### WHAT YOU HAVE TO DO
Reproduce, character for character, the passage of the Ilan Kidron biography below that opens with the words containing "Ilan Kidron (born" and closes with "Norway's Dsign Music.".

== EXTRACT

Background information
- Born: 22 April 1976 (age 50) London, England
- Occupations: Singer, songwriter, musician, producer
- Instruments: Guitar, piano, flute, vocals
- Years active: 2006–present
- Member of: The Potbelleez
- Website: thepotbelleez.com

= Ilan Kidron =

Sydney-based singer and musician (born 1976)

Ilan Kidron (born 22 April 1976), also known as iKid, is a Sydney-based singer songwriter with over one billion combined streams, best known as the lead singer for Australia's multi-platinum selling dance music act The Potbelleez. As a writer he is a double ASCAP, double APRA award winner and has two Billboard Latin #1s.. Kidron co-wrote The Potbelleez breakthrough single, "Don't Hold Back", which peaked at No. 5 on the ARIA Singles Chart and was certified 3× Platinum by ARIA. Kidron has worked with artists such as Kygo, Rita Ora, Ricky Martin, Chance The Rapper, Hayden James, Chris Brown, Tommy Trash, B.o.B, Sesame Street Paul Mac and Sam La More and publishing/production companies Universal Music Publishing and Norway's Dsign Music.

==Early life and influences==
Ilan Kidron was born on 22 April 1976 in London, England. During his school life he learned to speak fluently in several languages and, as a classical graduate from the Sydney Conservatorium of Music, Australia, is an accomplished guitarist, flautist and pianist. Kidron studied screen composition at the Australian Film, Television and Radio School and also spent time studying at the International Music Centre Ashram in Varanasi, India.

====
== ENTRIES SUPPLIED

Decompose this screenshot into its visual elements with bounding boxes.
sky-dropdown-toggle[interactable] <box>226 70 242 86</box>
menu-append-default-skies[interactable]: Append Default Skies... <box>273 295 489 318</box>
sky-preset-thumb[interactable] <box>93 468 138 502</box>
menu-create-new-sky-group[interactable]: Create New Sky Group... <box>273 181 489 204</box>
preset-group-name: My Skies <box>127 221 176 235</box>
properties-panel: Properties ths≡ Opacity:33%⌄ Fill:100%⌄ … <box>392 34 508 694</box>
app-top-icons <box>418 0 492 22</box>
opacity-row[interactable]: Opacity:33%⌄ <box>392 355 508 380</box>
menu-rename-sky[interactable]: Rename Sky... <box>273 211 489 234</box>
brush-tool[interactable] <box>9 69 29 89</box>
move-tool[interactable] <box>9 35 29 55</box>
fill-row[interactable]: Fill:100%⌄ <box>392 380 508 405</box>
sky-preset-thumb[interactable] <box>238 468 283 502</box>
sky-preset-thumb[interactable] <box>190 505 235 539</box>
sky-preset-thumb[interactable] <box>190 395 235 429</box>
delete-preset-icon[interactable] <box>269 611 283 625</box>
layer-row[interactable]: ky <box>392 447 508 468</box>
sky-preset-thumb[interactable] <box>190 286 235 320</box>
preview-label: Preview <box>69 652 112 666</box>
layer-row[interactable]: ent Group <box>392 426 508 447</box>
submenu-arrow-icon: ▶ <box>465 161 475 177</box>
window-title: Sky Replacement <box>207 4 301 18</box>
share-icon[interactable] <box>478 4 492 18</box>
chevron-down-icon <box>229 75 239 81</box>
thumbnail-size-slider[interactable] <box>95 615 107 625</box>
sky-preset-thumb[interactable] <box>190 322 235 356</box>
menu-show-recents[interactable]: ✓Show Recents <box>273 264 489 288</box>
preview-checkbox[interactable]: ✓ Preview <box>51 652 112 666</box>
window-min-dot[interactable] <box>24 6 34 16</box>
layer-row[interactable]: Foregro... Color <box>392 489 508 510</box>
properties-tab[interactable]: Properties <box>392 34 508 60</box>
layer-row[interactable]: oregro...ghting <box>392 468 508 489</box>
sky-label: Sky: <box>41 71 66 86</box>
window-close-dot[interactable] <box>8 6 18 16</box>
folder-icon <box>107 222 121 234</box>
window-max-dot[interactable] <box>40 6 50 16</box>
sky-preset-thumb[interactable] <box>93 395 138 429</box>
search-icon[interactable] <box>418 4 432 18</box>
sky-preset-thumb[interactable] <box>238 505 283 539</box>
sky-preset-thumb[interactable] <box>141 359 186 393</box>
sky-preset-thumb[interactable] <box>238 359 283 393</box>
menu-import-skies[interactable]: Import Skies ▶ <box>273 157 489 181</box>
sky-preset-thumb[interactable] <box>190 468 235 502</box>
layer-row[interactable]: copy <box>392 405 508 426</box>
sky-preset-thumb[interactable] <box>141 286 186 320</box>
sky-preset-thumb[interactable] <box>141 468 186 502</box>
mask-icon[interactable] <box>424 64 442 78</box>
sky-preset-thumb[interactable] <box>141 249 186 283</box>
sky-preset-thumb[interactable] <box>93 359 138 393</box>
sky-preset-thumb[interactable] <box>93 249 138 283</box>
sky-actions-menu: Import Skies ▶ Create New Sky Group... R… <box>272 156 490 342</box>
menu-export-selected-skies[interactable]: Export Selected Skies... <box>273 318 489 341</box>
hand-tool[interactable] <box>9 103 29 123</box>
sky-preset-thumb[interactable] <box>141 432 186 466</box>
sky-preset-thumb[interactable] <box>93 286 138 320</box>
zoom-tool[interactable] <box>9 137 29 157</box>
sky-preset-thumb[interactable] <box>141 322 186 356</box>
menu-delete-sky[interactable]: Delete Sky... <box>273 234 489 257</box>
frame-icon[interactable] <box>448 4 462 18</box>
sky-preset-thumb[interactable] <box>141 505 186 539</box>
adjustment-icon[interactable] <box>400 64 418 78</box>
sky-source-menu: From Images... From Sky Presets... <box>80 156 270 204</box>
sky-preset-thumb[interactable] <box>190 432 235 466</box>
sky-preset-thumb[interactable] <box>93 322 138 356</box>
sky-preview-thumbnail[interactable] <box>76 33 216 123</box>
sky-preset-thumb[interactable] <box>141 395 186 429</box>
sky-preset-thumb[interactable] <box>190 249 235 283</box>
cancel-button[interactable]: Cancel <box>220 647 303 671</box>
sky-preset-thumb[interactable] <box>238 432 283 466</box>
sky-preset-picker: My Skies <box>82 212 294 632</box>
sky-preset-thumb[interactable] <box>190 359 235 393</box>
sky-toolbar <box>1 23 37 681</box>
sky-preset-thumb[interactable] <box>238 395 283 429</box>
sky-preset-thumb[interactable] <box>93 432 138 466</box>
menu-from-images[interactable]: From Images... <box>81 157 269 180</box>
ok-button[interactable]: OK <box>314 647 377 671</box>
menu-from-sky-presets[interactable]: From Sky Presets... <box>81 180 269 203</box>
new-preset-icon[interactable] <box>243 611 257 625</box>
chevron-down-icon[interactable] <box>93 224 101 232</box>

====

### RESULT
Ilan Kidron (born 22 April 1976), also known as iKid, is a Sydney-based singer songwriter with over one billion combined streams, best known as the lead singer for Australia's multi-platinum selling dance music act The Potbelleez. As a writer he is a double ASCAP, double APRA award winner and has two Billboard Latin #1s.. Kidron co-wrote The Potbelleez breakthrough single, "Don't Hold Back", which peaked at No. 5 on the ARIA Singles Chart and was certified 3× Platinum by ARIA. Kidron has worked with artists such as Kygo, Rita Ora, Ricky Martin, Chance The Rapper, Hayden James, Chris Brown, Tommy Trash, B.o.B, Sesame Street Paul Mac and Sam La More and publishing/production companies Universal Music Publishing and Norway's Dsign Music.